▸ Document extract
She also participated in the creation of the association #StopHarcèlementdeRue in Paris, which launched a campaign against harassment in public transports in 2015, leading to a national plan to combat this phenomenon by the French High Council for Gender Equality. As a result of her various positions, Alice Barbe regularly receives numerous cyber-harassment attacks and in 2016, following an interview with the French media Libération, the article is shared by Fdesouche, a far-right website, which led her to receive nearly 360 death and rape threats within a few hours. Following her complaint, she won her case against five defendants accused of public insult on the grounds of sex.

In 2020, Alice Barbe was elected to the board of directors of Mouvement Impact France and works to promote social business in the private and public sectors.

Following the tragic incident in Moria refugee camp in June 2020, she called for French mayors to take the initiative to welcome refugees directly from the camp.

In 2021, Barbe was featured in the documentary #SalePute, by Florence Hainaut and Myriam Leroy to raise awareness on online misogyny.

▸ Exercise description
Set down, word for word, the part of the passage about Alice Barbe that runs from "In 2020, Alice" up to and including "and public sectors.".

▸ Supplied information
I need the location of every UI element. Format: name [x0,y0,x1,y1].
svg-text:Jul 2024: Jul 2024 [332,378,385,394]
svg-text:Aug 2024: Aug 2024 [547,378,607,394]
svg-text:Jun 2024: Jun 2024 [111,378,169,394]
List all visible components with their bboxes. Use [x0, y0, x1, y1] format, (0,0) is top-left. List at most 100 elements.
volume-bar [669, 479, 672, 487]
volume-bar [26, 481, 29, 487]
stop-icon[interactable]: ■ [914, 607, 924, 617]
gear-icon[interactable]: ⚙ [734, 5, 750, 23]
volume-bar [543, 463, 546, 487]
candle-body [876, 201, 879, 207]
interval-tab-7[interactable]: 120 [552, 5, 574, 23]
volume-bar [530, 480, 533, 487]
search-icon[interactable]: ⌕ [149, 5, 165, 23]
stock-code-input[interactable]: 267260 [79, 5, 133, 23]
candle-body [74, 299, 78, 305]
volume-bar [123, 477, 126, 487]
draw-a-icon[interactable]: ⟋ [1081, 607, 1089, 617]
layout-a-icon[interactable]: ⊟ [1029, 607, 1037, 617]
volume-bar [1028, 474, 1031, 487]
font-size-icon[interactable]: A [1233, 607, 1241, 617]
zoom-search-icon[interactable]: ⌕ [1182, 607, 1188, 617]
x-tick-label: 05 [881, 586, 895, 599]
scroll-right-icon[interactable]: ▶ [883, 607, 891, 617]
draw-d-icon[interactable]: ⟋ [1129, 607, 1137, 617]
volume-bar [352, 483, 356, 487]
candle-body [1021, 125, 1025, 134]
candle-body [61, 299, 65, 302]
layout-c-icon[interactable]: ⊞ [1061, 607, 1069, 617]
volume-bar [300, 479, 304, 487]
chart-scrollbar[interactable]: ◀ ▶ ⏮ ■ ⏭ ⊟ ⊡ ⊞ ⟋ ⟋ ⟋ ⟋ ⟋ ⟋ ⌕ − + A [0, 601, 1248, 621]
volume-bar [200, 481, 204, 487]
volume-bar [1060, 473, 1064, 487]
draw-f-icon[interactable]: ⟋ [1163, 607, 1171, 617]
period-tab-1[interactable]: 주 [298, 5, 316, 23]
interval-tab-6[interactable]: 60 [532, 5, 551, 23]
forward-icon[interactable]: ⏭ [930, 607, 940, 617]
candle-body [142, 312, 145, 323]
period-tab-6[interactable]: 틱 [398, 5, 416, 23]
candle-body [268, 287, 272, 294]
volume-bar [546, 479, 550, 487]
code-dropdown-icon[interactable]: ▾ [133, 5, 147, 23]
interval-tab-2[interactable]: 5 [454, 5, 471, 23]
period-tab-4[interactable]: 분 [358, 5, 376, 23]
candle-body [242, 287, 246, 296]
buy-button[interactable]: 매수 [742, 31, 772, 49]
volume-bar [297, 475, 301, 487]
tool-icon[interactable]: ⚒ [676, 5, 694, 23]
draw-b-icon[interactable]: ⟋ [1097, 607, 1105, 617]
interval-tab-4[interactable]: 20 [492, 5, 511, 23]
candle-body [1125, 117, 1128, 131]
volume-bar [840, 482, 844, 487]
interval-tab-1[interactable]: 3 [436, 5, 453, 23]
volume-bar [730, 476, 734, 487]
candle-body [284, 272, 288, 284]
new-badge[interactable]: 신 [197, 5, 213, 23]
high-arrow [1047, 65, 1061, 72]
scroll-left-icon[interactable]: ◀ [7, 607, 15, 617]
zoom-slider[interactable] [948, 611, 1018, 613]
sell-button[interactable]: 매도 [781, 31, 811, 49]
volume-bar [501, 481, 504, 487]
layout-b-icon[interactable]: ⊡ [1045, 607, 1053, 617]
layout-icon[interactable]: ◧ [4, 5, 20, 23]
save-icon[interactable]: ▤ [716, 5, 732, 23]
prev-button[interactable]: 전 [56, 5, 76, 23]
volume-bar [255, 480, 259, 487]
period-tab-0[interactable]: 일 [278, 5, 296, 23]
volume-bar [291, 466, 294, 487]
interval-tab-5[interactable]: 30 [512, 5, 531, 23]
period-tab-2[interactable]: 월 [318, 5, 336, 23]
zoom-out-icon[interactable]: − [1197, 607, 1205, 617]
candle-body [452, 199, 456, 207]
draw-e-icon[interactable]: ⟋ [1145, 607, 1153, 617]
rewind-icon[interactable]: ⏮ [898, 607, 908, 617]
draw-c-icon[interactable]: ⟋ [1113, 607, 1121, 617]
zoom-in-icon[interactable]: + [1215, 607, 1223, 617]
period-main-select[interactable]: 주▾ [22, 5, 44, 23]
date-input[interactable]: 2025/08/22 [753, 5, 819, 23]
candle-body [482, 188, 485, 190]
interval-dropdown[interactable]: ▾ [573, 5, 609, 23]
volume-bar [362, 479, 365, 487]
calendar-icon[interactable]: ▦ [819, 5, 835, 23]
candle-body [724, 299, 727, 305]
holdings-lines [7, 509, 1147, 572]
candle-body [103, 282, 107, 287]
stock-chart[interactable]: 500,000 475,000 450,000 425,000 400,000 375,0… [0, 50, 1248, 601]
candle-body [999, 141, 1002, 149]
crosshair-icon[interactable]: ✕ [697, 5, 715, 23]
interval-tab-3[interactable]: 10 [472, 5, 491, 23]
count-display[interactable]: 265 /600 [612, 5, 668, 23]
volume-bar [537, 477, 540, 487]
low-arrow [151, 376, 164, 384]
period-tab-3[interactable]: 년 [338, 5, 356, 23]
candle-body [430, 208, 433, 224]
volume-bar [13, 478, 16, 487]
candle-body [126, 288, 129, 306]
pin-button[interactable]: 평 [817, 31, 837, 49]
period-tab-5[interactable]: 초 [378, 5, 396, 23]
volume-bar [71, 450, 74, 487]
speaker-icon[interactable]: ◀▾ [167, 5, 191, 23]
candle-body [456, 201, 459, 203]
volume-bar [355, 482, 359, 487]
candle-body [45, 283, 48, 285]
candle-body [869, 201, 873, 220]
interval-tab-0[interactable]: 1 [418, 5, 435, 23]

▸ Task result
In 2020, Alice Barbe was elected to the board of directors of Mouvement Impact France and works to promote social business in the private and public sectors.